[Stated goal] Return all of the entries exactly, with nothing added or left out.

[Listing]
# # # # # # #

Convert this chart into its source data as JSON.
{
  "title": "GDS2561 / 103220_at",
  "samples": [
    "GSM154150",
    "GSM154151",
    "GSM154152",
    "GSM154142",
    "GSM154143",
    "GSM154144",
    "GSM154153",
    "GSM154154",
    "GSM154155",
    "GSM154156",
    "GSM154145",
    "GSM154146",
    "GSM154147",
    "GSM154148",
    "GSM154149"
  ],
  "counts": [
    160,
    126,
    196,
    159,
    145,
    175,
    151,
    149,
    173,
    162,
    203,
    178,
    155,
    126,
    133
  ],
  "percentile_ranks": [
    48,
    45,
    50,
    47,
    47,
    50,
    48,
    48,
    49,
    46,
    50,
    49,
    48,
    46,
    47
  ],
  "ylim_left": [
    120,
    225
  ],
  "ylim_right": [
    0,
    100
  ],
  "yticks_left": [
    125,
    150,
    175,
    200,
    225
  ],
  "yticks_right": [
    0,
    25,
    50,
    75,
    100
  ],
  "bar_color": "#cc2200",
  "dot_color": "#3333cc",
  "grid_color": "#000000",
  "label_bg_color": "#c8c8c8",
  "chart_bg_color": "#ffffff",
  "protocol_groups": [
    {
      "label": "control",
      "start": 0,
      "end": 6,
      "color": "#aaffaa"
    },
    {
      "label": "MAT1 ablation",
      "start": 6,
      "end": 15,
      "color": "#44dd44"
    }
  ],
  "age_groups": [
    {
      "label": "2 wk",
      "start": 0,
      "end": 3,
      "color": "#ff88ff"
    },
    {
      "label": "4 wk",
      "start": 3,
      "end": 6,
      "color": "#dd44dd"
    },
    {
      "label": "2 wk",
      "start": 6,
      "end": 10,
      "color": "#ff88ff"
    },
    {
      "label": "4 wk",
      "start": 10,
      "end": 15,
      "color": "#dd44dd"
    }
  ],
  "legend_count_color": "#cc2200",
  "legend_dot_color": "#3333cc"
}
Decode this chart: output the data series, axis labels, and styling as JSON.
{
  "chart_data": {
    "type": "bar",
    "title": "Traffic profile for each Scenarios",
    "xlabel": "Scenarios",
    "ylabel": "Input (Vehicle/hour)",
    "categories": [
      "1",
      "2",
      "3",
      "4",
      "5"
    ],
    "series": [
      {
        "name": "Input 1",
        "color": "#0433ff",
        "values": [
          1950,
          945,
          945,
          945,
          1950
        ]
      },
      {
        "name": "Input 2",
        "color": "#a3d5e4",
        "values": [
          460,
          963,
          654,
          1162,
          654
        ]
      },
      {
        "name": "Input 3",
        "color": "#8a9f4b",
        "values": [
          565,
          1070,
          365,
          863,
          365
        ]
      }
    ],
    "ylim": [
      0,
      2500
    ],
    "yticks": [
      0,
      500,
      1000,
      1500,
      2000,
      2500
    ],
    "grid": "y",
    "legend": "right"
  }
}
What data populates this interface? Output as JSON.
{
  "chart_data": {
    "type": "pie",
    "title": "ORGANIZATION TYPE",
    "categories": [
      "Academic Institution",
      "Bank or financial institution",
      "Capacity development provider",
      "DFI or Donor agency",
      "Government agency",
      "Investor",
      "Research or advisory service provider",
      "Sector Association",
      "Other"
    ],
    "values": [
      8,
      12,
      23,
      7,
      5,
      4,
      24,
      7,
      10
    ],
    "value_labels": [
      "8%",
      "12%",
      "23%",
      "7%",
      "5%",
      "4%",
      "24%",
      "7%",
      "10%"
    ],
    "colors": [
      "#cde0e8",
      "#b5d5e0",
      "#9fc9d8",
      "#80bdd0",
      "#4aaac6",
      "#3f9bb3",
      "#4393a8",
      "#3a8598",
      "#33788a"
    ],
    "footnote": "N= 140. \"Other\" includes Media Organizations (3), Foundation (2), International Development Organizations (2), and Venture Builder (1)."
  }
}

# # # # # # #

[Exercise result]
Convert this chart into its source data as JSON.
{
  "title": "GDS2561 / 103220_at",
  "samples": [
    "GSM154150",
    "GSM154151",
    "GSM154152",
    "GSM154142",
    "GSM154143",
    "GSM154144",
    "GSM154153",
    "GSM154154",
    "GSM154155",
    "GSM154156",
    "GSM154145",
    "GSM154146",
    "GSM154147",
    "GSM154148",
    "GSM154149"
  ],
  "counts": [
    160,
    126,
    196,
    159,
    145,
    175,
    151,
    149,
    173,
    162,
    203,
    178,
    155,
    126,
    133
  ],
  "percentile_ranks": [
    48,
    45,
    50,
    47,
    47,
    50,
    48,
    48,
    49,
    46,
    50,
    49,
    48,
    46,
    47
  ],
  "ylim_left": [
    120,
    225
  ],
  "ylim_right": [
    0,
    100
  ],
  "yticks_left": [
    125,
    150,
    175,
    200,
    225
  ],
  "yticks_right": [
    0,
    25,
    50,
    75,
    100
  ],
  "bar_color": "#cc2200",
  "dot_color": "#3333cc",
  "grid_color": "#000000",
  "label_bg_color": "#c8c8c8",
  "chart_bg_color": "#ffffff",
  "protocol_groups": [
    {
      "label": "control",
      "start": 0,
      "end": 6,
      "color": "#aaffaa"
    },
    {
      "label": "MAT1 ablation",
      "start": 6,
      "end": 15,
      "color": "#44dd44"
    }
  ],
  "age_groups": [
    {
      "label": "2 wk",
      "start": 0,
      "end": 3,
      "color": "#ff88ff"
    },
    {
      "label": "4 wk",
      "start": 3,
      "end": 6,
      "color": "#dd44dd"
    },
    {
      "label": "2 wk",
      "start": 6,
      "end": 10,
      "color": "#ff88ff"
    },
    {
      "label": "4 wk",
      "start": 10,
      "end": 15,
      "color": "#dd44dd"
    }
  ],
  "legend_count_color": "#cc2200",
  "legend_dot_color": "#3333cc"
}
Decode this chart: output the data series, axis labels, and styling as JSON.
{
  "chart_data": {
    "type": "bar",
    "title": "Traffic profile for each Scenarios",
    "xlabel": "Scenarios",
    "ylabel": "Input (Vehicle/hour)",
    "categories": [
      "1",
      "2",
      "3",
      "4",
      "5"
    ],
    "series": [
      {
        "name": "Input 1",
        "color": "#0433ff",
        "values": [
          1950,
          945,
          945,
          945,
          1950
        ]
      },
      {
        "name": "Input 2",
        "color": "#a3d5e4",
        "values": [
          460,
          963,
          654,
          1162,
          654
        ]
      },
      {
        "name": "Input 3",
        "color": "#8a9f4b",
        "values": [
          565,
          1070,
          365,
          863,
          365
        ]
      }
    ],
    "ylim": [
      0,
      2500
    ],
    "yticks": [
      0,
      500,
      1000,
      1500,
      2000,
      2500
    ],
    "grid": "y",
    "legend": "right"
  }
}
What data populates this interface? Output as JSON.
{
  "chart_data": {
    "type": "pie",
    "title": "ORGANIZATION TYPE",
    "categories": [
      "Academic Institution",
      "Bank or financial institution",
      "Capacity development provider",
      "DFI or Donor agency",
      "Government agency",
      "Investor",
      "Research or advisory service provider",
      "Sector Association",
      "Other"
    ],
    "values": [
      8,
      12,
      23,
      7,
      5,
      4,
      24,
      7,
      10
    ],
    "value_labels": [
      "8%",
      "12%",
      "23%",
      "7%",
      "5%",
      "4%",
      "24%",
      "7%",
      "10%"
    ],
    "colors": [
      "#cde0e8",
      "#b5d5e0",
      "#9fc9d8",
      "#80bdd0",
      "#4aaac6",
      "#3f9bb3",
      "#4393a8",
      "#3a8598",
      "#33788a"
    ],
    "footnote": "N= 140. \"Other\" includes Media Organizations (3), Foundation (2), International Development Organizations (2), and Venture Builder (1)."
  }
}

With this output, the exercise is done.